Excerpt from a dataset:

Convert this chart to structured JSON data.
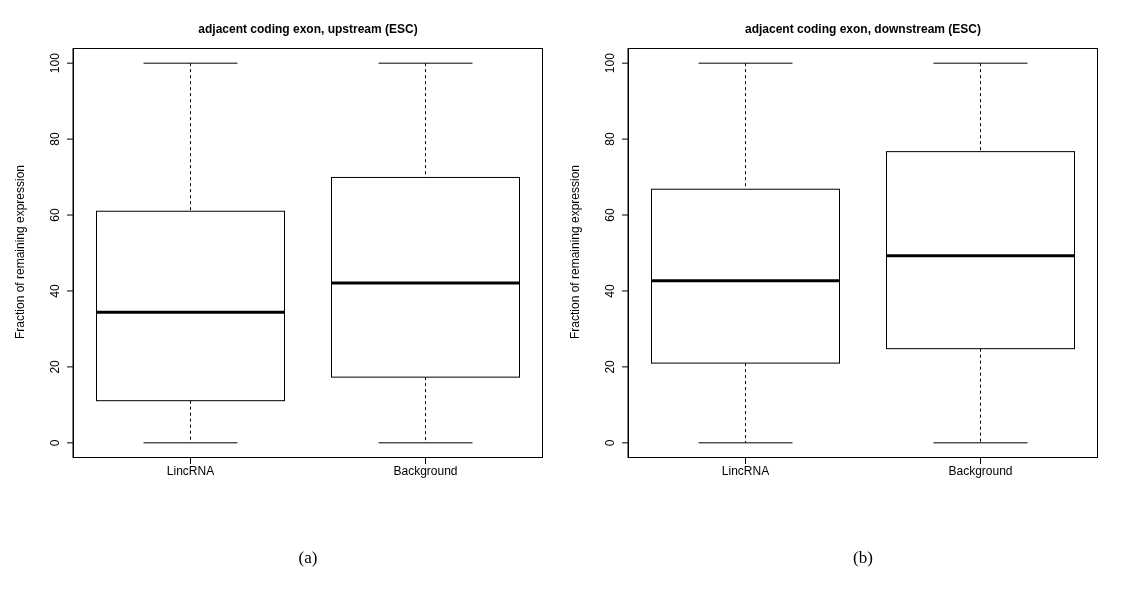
{
  "chart_data": [
    {
      "type": "box",
      "title": "adjacent coding exon, upstream (ESC)",
      "ylabel": "Fraction of remaining expression",
      "categories": [
        "LincRNA",
        "Background"
      ],
      "boxes": [
        {
          "low": 0,
          "q1": 11.1,
          "median": 34.4,
          "q3": 61,
          "high": 100
        },
        {
          "low": 0,
          "q1": 17.3,
          "median": 42.1,
          "q3": 69.9,
          "high": 100
        }
      ],
      "ylim": [
        -4,
        104
      ],
      "yticks": [
        0,
        20,
        40,
        60,
        80,
        100
      ],
      "annotations": [
        "(a)"
      ]
    },
    {
      "type": "box",
      "title": "adjacent coding exon, downstream (ESC)",
      "ylabel": "Fraction of remaining expression",
      "categories": [
        "LincRNA",
        "Background"
      ],
      "boxes": [
        {
          "low": 0,
          "q1": 21,
          "median": 42.7,
          "q3": 66.8,
          "high": 100
        },
        {
          "low": 0,
          "q1": 24.8,
          "median": 49.3,
          "q3": 76.7,
          "high": 100
        }
      ],
      "ylim": [
        -4,
        104
      ],
      "yticks": [
        0,
        20,
        40,
        60,
        80,
        100
      ],
      "annotations": [
        "(b)"
      ]
    }
  ]
}
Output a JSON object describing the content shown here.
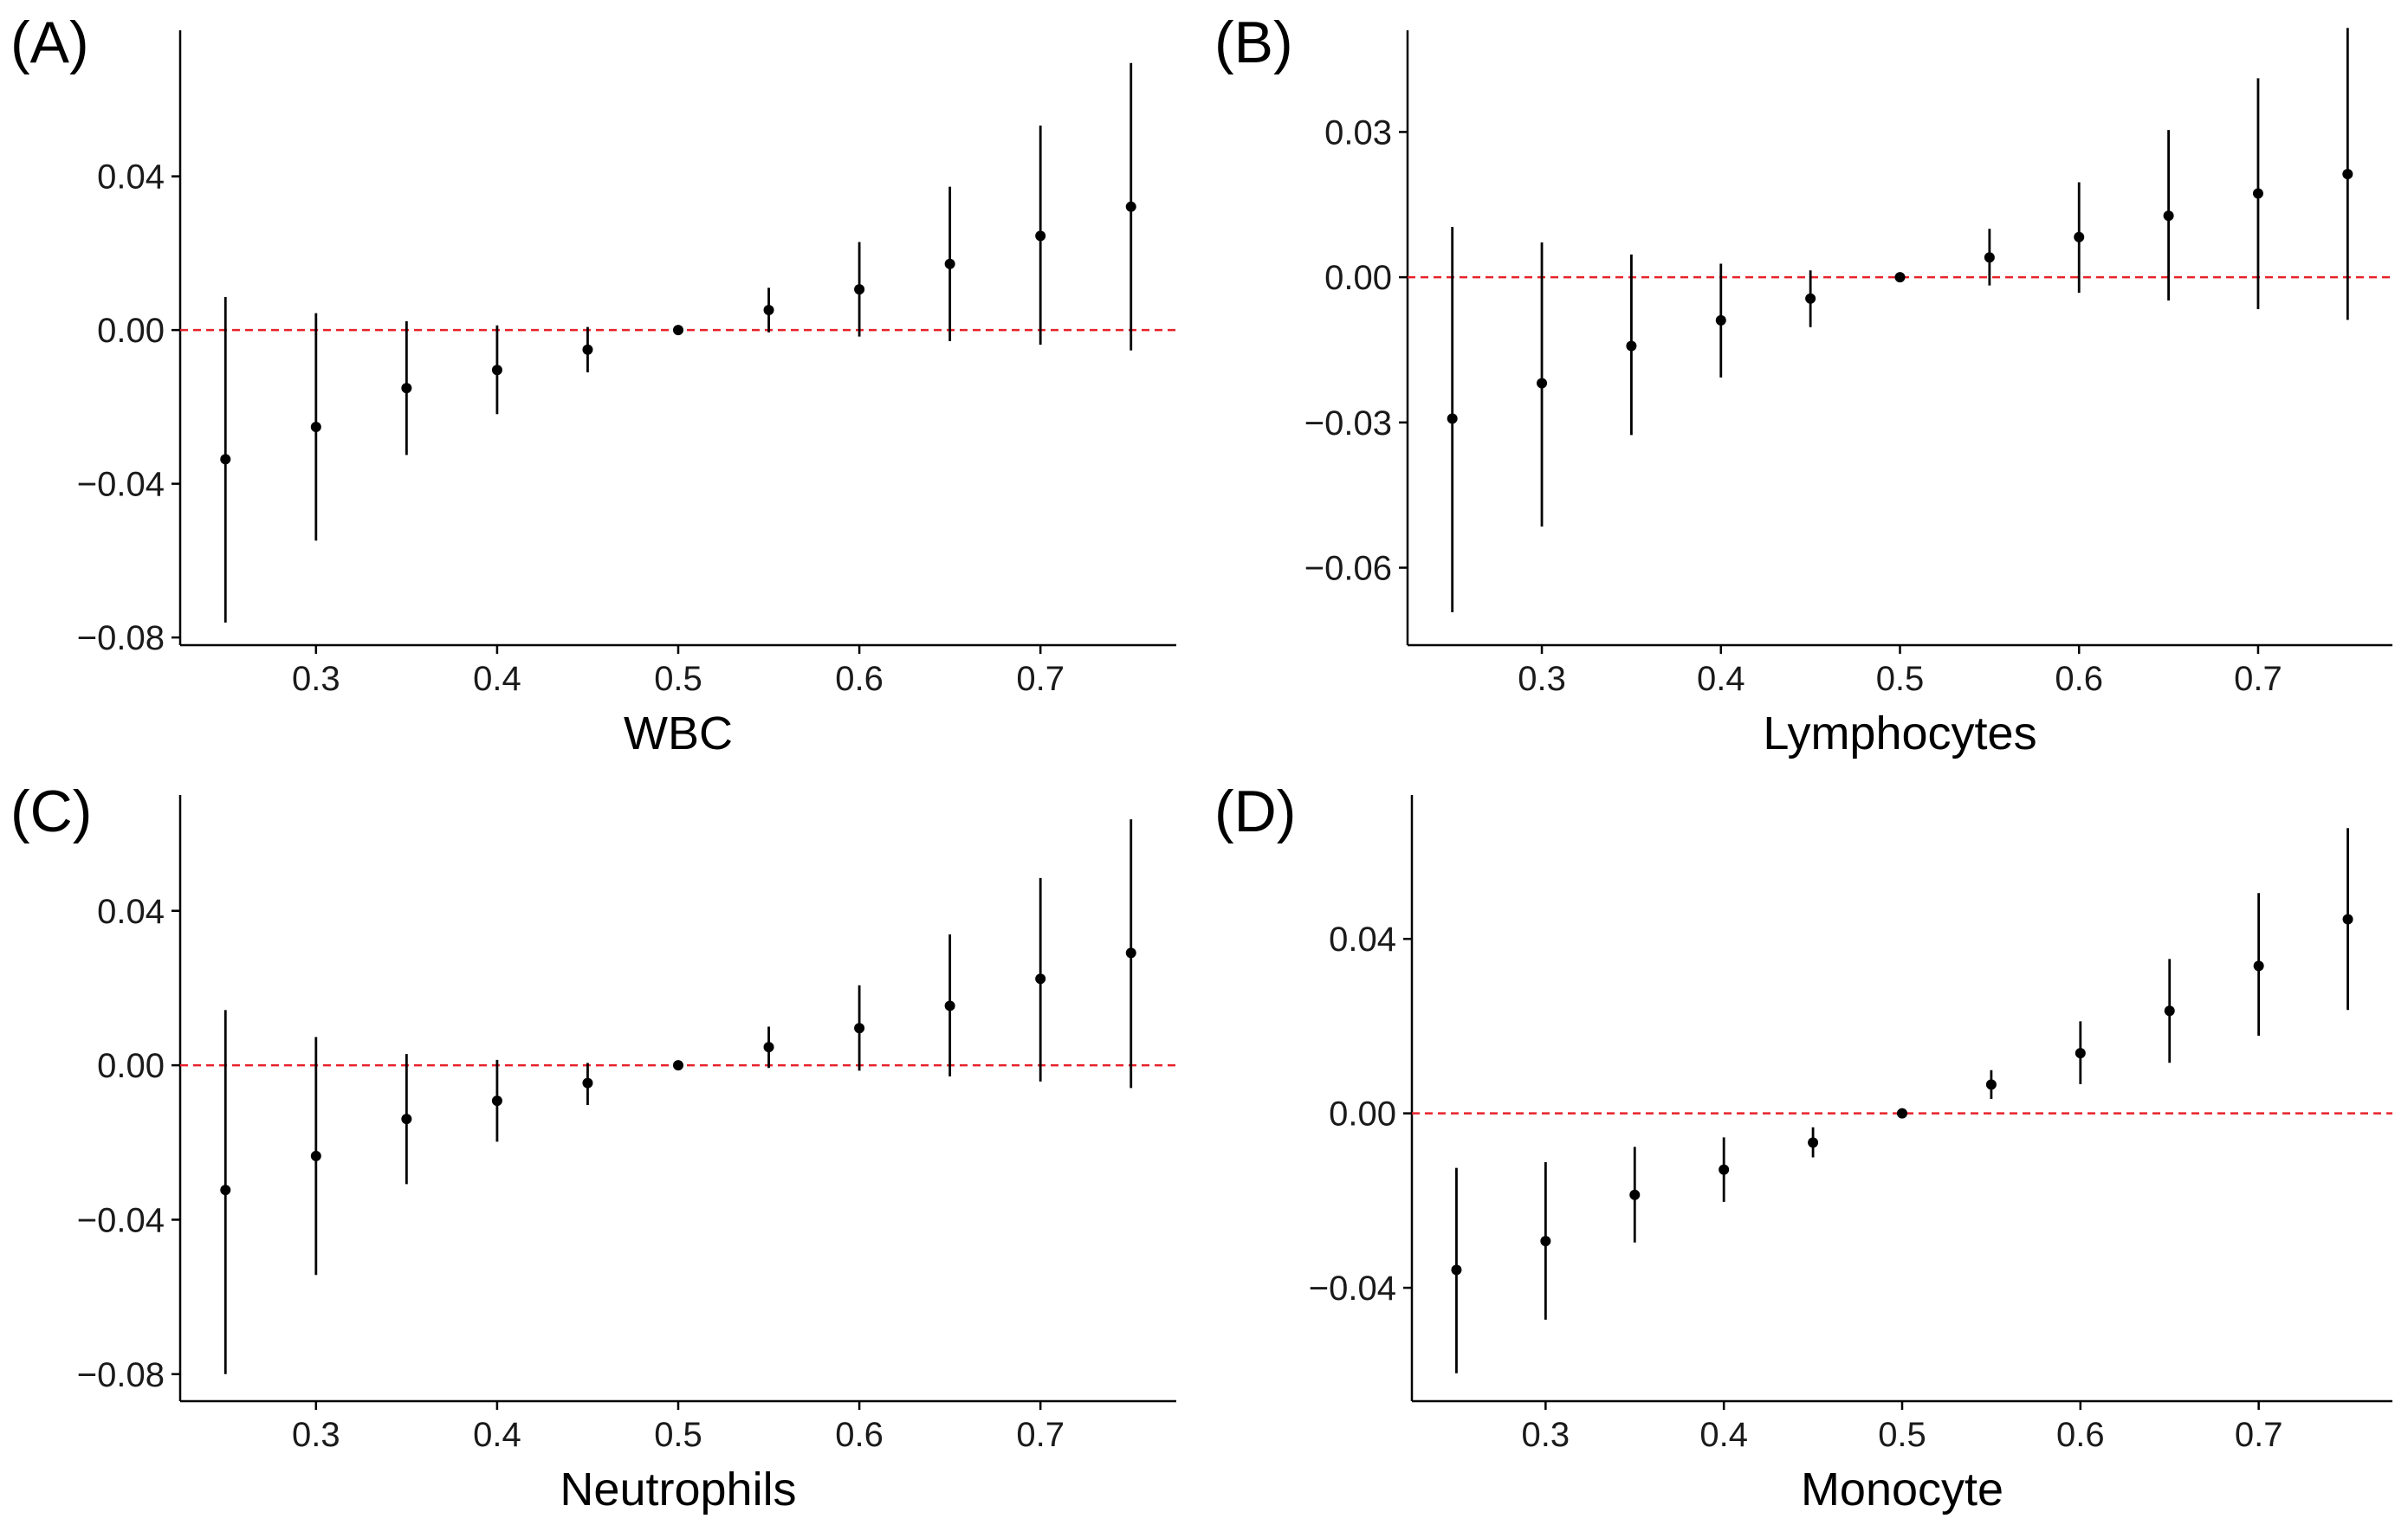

## Your instructions
Restate the whole of the material word for word without the pictures.

## Answer to this task
Convert this chart to structured JSON data.
{
  "chart_data": [
    {
      "type": "box",
      "title": "adjacent coding exon, upstream (ESC)",
      "ylabel": "Fraction of remaining expression",
      "categories": [
        "LincRNA",
        "Background"
      ],
      "boxes": [
        {
          "low": 0,
          "q1": 11.1,
          "median": 34.4,
          "q3": 61,
          "high": 100
        },
        {
          "low": 0,
          "q1": 17.3,
          "median": 42.1,
          "q3": 69.9,
          "high": 100
        }
      ],
      "ylim": [
        -4,
        104
      ],
      "yticks": [
        0,
        20,
        40,
        60,
        80,
        100
      ],
      "annotations": [
        "(a)"
      ]
    },
    {
      "type": "box",
      "title": "adjacent coding exon, downstream (ESC)",
      "ylabel": "Fraction of remaining expression",
      "categories": [
        "LincRNA",
        "Background"
      ],
      "boxes": [
        {
          "low": 0,
          "q1": 21,
          "median": 42.7,
          "q3": 66.8,
          "high": 100
        },
        {
          "low": 0,
          "q1": 24.8,
          "median": 49.3,
          "q3": 76.7,
          "high": 100
        }
      ],
      "ylim": [
        -4,
        104
      ],
      "yticks": [
        0,
        20,
        40,
        60,
        80,
        100
      ],
      "annotations": [
        "(b)"
      ]
    }
  ]
}
Output a JSON object describing the content shown here.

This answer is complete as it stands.